## GIVEN EXERCISE
Every line holding the string "Skype" should be gathered.

═══ SUPPLIED MATERIAL

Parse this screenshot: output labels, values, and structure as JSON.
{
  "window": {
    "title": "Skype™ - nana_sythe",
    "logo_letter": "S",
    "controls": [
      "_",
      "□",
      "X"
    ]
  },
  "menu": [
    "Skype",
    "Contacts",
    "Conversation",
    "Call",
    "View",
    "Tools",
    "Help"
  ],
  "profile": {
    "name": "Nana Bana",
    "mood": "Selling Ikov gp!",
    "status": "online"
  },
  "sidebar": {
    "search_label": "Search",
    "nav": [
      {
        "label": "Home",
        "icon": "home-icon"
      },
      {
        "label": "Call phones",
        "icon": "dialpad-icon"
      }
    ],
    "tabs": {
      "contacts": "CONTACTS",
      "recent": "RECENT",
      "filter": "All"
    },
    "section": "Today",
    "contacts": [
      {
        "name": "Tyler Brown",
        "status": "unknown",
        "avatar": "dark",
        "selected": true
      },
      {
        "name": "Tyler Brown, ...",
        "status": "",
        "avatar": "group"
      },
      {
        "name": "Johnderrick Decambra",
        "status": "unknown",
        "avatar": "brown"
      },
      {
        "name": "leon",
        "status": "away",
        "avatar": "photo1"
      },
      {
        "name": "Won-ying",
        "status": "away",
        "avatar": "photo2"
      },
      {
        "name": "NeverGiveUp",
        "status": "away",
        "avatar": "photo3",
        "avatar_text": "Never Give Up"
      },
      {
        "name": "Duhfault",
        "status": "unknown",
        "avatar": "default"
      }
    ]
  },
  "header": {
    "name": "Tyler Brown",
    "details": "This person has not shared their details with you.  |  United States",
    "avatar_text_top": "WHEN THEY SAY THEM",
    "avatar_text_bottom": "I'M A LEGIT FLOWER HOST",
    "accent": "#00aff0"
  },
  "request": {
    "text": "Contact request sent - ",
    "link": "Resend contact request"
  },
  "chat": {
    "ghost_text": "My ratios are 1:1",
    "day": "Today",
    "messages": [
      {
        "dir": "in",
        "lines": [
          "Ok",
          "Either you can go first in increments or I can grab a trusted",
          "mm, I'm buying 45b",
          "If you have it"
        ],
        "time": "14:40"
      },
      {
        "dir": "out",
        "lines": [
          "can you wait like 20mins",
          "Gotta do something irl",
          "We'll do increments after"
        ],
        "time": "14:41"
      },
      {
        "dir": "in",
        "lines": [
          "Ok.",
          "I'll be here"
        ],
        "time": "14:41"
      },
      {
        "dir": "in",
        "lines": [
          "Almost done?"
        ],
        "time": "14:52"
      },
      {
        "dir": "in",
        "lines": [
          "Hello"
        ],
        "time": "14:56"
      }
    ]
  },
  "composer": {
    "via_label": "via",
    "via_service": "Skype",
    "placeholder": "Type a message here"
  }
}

══════

## FINISHED ANSWER
    "title": "Skype™ - nana_sythe",
    "Skype",
    "via_service": "Skype",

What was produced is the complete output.